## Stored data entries
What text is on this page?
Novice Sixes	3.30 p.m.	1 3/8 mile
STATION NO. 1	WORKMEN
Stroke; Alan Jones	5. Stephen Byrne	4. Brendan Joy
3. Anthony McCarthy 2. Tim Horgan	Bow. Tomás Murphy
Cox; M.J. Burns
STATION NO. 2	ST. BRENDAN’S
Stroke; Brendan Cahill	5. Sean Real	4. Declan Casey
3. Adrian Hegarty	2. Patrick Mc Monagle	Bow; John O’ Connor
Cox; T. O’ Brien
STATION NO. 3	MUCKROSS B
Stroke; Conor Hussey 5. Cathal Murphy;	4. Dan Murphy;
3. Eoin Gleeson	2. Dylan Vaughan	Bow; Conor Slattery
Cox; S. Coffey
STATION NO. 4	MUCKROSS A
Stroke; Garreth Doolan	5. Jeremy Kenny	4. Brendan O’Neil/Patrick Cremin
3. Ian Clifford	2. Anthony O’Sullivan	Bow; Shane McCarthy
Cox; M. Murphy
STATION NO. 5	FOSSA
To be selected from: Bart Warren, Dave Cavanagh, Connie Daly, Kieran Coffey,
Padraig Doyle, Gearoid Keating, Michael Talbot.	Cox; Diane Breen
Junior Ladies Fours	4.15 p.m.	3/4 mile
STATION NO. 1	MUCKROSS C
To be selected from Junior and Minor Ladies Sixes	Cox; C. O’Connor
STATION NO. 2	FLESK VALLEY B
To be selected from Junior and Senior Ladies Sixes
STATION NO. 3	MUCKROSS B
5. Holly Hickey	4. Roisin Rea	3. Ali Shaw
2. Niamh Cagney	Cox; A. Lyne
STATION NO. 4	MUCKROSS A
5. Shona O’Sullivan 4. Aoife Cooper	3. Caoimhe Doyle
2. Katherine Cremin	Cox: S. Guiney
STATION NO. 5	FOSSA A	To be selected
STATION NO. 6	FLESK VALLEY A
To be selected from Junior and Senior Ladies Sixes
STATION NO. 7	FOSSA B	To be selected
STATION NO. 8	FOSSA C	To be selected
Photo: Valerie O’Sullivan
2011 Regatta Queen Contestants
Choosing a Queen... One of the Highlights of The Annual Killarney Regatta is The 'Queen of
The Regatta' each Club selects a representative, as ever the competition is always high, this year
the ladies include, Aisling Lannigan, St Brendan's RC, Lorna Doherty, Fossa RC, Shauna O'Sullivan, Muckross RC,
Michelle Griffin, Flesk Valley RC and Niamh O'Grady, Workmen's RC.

## WRITTEN PROBLEM
Choose all lines containing the string "Junior" and copy them out.

## SOLVED EXERCISE
Junior Ladies Fours	4.15 p.m.	3/4 mile
To be selected from Junior and Minor Ladies Sixes	Cox; C. O’Connor
To be selected from Junior and Senior Ladies Sixes
To be selected from Junior and Senior Ladies Sixes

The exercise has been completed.